# GIVEN TASK:
From the listing below, extract each line containing the string "your".

# MATERIAL FOR THE TASK:
══════════════════════════════

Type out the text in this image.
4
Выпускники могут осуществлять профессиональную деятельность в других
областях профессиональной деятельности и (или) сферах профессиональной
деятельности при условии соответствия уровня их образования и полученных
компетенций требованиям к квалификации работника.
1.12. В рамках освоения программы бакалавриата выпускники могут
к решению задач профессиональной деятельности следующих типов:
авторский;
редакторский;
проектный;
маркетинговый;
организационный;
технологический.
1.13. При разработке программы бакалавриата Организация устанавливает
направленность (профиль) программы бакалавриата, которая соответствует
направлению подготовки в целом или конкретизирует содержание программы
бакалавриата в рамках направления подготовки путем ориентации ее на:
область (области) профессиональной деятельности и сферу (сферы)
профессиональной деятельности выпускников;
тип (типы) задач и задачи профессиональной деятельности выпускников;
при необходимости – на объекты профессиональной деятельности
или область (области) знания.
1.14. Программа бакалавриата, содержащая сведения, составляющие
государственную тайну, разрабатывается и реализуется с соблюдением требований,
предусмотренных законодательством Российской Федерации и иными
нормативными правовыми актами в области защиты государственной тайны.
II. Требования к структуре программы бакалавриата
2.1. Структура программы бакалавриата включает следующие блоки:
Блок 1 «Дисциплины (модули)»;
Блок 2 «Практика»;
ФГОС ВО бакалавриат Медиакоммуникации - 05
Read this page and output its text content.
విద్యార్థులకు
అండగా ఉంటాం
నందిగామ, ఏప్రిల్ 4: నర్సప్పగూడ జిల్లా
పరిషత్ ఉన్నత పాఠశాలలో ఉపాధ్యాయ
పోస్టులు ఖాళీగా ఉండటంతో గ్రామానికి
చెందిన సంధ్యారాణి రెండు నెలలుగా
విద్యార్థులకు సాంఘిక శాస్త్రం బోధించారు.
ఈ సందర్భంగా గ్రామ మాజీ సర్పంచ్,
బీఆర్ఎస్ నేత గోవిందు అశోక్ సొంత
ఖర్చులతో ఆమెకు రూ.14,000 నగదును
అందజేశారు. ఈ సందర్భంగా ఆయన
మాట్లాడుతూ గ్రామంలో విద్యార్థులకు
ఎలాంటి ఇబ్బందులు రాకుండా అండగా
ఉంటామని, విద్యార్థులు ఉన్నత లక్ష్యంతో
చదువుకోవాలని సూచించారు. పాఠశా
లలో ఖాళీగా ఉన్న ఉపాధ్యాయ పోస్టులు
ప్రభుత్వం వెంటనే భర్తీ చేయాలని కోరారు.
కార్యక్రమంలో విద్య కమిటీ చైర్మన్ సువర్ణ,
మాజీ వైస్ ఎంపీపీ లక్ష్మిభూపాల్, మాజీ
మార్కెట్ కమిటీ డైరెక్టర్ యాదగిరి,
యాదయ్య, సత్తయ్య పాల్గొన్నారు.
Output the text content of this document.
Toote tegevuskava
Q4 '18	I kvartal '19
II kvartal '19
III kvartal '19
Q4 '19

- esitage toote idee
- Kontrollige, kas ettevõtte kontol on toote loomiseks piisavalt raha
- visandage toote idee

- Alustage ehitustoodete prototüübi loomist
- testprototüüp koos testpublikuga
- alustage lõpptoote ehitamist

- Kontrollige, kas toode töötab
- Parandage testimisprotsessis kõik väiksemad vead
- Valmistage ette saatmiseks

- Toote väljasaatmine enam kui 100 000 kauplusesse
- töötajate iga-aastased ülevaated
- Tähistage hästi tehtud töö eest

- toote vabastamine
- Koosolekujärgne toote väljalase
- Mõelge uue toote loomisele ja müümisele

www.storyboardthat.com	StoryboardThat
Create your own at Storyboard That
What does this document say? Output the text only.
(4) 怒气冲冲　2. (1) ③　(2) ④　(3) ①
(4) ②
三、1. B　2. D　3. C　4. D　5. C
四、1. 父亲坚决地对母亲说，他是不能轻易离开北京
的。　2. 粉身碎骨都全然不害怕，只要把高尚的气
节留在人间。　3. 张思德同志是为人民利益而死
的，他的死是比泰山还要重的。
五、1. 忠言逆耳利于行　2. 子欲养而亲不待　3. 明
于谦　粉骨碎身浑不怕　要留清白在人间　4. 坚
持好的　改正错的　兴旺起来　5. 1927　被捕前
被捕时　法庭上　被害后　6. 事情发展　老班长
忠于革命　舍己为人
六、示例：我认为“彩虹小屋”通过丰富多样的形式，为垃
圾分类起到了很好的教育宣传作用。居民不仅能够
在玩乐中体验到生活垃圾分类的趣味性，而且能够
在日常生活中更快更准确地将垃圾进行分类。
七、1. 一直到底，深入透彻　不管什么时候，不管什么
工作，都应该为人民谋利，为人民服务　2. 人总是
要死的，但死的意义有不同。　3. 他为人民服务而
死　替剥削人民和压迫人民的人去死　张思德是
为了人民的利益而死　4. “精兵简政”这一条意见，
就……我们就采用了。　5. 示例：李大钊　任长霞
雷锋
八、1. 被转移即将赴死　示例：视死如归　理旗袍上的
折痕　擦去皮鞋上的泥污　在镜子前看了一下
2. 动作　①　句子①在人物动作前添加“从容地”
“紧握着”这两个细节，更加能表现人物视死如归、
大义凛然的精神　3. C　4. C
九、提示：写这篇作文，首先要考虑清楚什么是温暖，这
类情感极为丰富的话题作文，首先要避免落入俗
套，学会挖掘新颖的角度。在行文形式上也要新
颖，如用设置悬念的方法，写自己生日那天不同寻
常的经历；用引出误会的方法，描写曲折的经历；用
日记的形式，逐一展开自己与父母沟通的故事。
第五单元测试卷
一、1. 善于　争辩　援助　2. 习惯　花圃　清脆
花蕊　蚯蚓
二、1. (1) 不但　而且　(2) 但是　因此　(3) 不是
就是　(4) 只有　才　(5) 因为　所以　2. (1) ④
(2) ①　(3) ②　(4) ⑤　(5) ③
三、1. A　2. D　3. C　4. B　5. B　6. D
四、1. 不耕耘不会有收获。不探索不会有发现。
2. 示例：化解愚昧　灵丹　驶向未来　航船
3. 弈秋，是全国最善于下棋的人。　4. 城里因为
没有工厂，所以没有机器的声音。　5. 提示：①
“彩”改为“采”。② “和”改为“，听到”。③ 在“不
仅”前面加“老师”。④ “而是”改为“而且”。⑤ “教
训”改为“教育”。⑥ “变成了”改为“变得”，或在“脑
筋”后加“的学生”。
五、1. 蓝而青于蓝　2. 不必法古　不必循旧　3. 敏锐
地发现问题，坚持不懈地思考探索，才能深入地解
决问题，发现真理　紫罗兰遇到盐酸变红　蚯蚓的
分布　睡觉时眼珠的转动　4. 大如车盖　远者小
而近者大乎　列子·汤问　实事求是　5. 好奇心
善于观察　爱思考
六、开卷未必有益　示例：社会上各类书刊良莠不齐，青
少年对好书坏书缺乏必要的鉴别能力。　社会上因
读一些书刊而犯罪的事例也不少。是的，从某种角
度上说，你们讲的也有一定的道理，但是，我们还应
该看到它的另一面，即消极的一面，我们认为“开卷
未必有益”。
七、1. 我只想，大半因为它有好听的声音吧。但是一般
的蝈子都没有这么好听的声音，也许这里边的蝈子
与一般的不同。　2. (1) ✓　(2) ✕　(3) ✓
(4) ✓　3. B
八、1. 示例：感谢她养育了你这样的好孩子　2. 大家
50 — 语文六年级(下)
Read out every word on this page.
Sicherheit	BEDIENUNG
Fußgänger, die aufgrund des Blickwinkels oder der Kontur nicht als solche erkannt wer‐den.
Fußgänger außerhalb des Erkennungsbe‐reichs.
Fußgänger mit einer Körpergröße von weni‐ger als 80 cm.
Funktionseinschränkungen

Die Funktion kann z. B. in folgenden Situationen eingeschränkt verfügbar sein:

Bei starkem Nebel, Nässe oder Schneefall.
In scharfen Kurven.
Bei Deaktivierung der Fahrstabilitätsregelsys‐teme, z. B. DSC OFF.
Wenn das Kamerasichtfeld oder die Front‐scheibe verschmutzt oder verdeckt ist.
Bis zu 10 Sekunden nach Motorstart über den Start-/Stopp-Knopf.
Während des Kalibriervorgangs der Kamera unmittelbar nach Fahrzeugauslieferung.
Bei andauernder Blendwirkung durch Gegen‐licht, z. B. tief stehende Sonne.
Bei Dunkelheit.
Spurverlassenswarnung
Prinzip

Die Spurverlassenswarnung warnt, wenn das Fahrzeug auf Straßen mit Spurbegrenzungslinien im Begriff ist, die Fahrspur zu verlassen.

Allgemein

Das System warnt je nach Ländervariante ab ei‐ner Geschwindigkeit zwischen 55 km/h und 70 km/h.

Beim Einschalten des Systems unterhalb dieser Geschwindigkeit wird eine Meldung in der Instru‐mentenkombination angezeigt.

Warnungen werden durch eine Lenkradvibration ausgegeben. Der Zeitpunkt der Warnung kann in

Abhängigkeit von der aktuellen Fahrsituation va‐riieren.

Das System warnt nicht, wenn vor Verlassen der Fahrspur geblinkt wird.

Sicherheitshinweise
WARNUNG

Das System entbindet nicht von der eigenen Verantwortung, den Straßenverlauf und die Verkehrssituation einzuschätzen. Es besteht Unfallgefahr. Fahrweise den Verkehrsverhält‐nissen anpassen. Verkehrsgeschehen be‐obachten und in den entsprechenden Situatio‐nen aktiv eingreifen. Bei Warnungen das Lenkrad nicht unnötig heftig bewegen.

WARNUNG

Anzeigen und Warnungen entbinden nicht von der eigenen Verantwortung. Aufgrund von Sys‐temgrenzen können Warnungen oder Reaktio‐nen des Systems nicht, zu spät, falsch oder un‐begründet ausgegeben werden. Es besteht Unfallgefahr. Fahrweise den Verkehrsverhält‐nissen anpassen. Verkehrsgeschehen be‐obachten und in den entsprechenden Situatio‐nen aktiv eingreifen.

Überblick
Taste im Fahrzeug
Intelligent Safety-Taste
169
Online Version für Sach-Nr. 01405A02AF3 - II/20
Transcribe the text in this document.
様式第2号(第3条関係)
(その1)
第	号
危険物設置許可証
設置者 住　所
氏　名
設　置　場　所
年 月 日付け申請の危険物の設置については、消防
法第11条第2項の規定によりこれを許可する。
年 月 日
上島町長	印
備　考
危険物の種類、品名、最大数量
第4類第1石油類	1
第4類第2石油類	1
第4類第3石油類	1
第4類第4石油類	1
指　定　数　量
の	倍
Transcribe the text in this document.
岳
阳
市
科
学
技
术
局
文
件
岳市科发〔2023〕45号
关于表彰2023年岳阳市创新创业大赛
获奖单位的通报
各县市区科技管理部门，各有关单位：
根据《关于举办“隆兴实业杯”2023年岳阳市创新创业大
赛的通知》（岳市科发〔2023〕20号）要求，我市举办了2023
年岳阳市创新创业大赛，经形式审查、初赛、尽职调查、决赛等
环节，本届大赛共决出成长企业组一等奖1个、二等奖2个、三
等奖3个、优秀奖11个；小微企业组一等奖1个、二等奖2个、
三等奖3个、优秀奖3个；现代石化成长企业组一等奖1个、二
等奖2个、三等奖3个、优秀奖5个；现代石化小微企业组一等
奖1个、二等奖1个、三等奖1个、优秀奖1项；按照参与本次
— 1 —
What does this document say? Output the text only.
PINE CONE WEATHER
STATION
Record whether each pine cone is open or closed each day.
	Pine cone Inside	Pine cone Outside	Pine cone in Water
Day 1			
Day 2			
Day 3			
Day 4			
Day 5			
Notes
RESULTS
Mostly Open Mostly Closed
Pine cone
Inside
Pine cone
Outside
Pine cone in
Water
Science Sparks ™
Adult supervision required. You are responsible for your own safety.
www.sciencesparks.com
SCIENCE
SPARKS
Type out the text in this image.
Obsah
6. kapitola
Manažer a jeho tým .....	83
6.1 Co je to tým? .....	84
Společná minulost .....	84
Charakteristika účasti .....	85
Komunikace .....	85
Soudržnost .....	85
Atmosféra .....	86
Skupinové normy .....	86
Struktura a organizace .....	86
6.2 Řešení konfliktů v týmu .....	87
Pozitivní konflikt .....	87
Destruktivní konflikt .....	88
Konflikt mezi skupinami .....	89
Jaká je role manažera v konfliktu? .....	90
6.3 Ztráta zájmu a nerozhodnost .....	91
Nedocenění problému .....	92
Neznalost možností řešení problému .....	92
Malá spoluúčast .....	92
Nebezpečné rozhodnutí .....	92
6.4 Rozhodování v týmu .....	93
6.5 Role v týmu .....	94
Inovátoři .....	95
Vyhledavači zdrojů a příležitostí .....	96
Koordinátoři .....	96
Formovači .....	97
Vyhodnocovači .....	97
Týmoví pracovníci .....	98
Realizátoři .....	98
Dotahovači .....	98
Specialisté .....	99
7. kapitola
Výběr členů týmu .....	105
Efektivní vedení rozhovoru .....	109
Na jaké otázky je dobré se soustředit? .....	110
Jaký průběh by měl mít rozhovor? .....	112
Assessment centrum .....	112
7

══════════════════════════════

# FULL ANSWER:
Create your own at Storyboard That
Adult supervision required. You are responsible for your own safety.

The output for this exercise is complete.